Request → Return every line of the material below as a JSON array of strings, one string per line, with blank lines omitted. Leave the pictures out.

Layout coordinate data →
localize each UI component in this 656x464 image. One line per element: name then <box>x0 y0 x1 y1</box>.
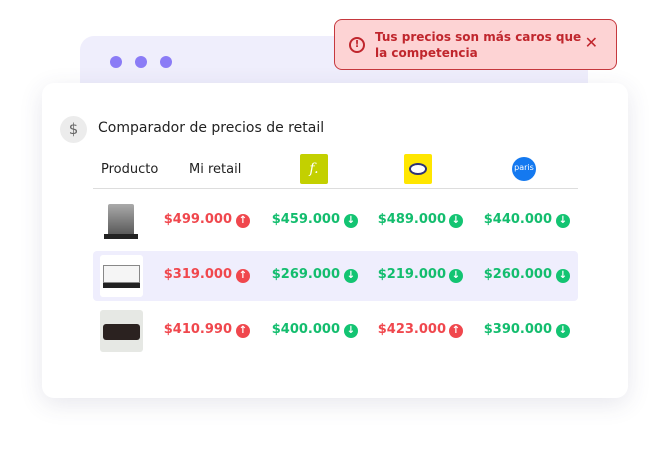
arrow-down-icon: ↓ <box>556 269 570 283</box>
paris-logo: paris <box>512 157 536 181</box>
price-cell: $390.000 <box>483 322 552 337</box>
table-row: $410.990 ↑ $400.000 ↓ $423.000 ↑ $390.000 ↓ <box>93 306 578 356</box>
price-alert: ! Tus precios son más caros que la compe… <box>334 19 617 70</box>
price-cell: $219.000 <box>377 267 446 282</box>
header-product: Producto <box>101 162 159 177</box>
price-cell: $319.000 <box>163 267 232 282</box>
arrow-down-icon: ↓ <box>344 324 358 338</box>
price-cell: $499.000 <box>163 212 232 227</box>
price-cell: $260.000 <box>483 267 552 282</box>
arrow-down-icon: ↓ <box>556 214 570 228</box>
arrow-up-icon: ↑ <box>236 324 250 338</box>
price-cell: $269.000 <box>271 267 340 282</box>
arrow-down-icon: ↓ <box>344 214 358 228</box>
alert-circle-icon: ! <box>349 37 365 53</box>
close-icon[interactable]: ✕ <box>584 33 598 52</box>
alert-message: Tus precios son más caros que la compete… <box>375 30 582 60</box>
product-image <box>100 200 143 242</box>
window-dot <box>110 56 122 68</box>
arrow-up-icon: ↑ <box>449 324 463 338</box>
price-cell: $400.000 <box>271 322 340 337</box>
product-image <box>100 310 143 352</box>
table-row: $499.000 ↑ $459.000 ↓ $489.000 ↓ $440.000 ↓ <box>93 196 578 246</box>
page-title: Comparador de precios de retail <box>98 120 325 136</box>
arrow-up-icon: ↑ <box>236 214 250 228</box>
arrow-down-icon: ↓ <box>449 214 463 228</box>
arrow-down-icon: ↓ <box>344 269 358 283</box>
header-mi-retail: Mi retail <box>189 162 242 177</box>
product-image <box>100 255 143 297</box>
price-cell: $410.990 <box>163 322 232 337</box>
price-cell: $489.000 <box>377 212 446 227</box>
mercadolibre-logo <box>404 154 432 184</box>
price-cell: $423.000 <box>377 322 446 337</box>
price-cell: $440.000 <box>483 212 552 227</box>
window-dot <box>160 56 172 68</box>
falabella-logo: f. <box>300 154 328 184</box>
header-divider <box>93 188 578 189</box>
arrow-down-icon: ↓ <box>449 269 463 283</box>
arrow-up-icon: ↑ <box>236 269 250 283</box>
window-dot <box>135 56 147 68</box>
arrow-down-icon: ↓ <box>556 324 570 338</box>
price-cell: $459.000 <box>271 212 340 227</box>
table-row: $319.000 ↑ $269.000 ↓ $219.000 ↓ $260.000 ↓ <box>93 251 578 301</box>
dollar-icon: $ <box>60 116 87 143</box>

Response →
[
  "localize each UI component in this 656x464 image. One line per element: name then <box>x0 y0 x1 y1</box>.",
  "arrow-down-icon: ↓ <box>556 269 570 283</box>",
  "paris-logo: paris <box>512 157 536 181</box>",
  "price-cell: $390.000 <box>483 322 552 337</box>",
  "table-row: $410.990 ↑ $400.000 ↓ $423.000 ↑ $390.000 ↓ <box>93 306 578 356</box>",
  "price-alert: ! Tus precios son más caros que la compe… <box>334 19 617 70</box>",
  "price-cell: $219.000 <box>377 267 446 282</box>",
  "header-product: Producto <box>101 162 159 177</box>",
  "price-cell: $319.000 <box>163 267 232 282</box>",
  "arrow-down-icon: ↓ <box>344 324 358 338</box>",
  "price-cell: $499.000 <box>163 212 232 227</box>",
  "price-cell: $260.000 <box>483 267 552 282</box>",
  "arrow-down-icon: ↓ <box>556 214 570 228</box>",
  "arrow-up-icon: ↑ <box>236 324 250 338</box>",
  "price-cell: $269.000 <box>271 267 340 282</box>",
  "arrow-down-icon: ↓ <box>344 214 358 228</box>",
  "alert-circle-icon: ! <box>349 37 365 53</box>",
  "close-icon[interactable]: ✕ <box>584 33 598 52</box>",
  "alert-message: Tus precios son más caros que la compete… <box>375 30 582 60</box>",
  "product-image <box>100 200 143 242</box>",
  "window-dot <box>110 56 122 68</box>",
  "arrow-up-icon: ↑ <box>449 324 463 338</box>",
  "price-cell: $400.000 <box>271 322 340 337</box>",
  "product-image <box>100 310 143 352</box>",
  "table-row: $499.000 ↑ $459.000 ↓ $489.000 ↓ $440.000 ↓ <box>93 196 578 246</box>",
  "page-title: Comparador de precios de retail <box>98 120 325 136</box>",
  "arrow-up-icon: ↑ <box>236 214 250 228</box>",
  "arrow-down-icon: ↓ <box>449 214 463 228</box>",
  "arrow-down-icon: ↓ <box>344 269 358 283</box>",
  "header-mi-retail: Mi retail <box>189 162 242 177</box>",
  "product-image <box>100 255 143 297</box>",
  "price-cell: $410.990 <box>163 322 232 337</box>",
  "price-cell: $489.000 <box>377 212 446 227</box>",
  "mercadolibre-logo <box>404 154 432 184</box>",
  "price-cell: $423.000 <box>377 322 446 337</box>",
  "price-cell: $440.000 <box>483 212 552 227</box>",
  "window-dot <box>160 56 172 68</box>",
  "falabella-logo: f. <box>300 154 328 184</box>",
  "header-divider <box>93 188 578 189</box>",
  "arrow-down-icon: ↓ <box>449 269 463 283</box>",
  "arrow-up-icon: ↑ <box>236 269 250 283</box>",
  "window-dot <box>135 56 147 68</box>",
  "arrow-down-icon: ↓ <box>556 324 570 338</box>",
  "price-cell: $459.000 <box>271 212 340 227</box>",
  "table-row: $319.000 ↑ $269.000 ↓ $219.000 ↓ $260.000 ↓ <box>93 251 578 301</box>",
  "dollar-icon: $ <box>60 116 87 143</box>"
]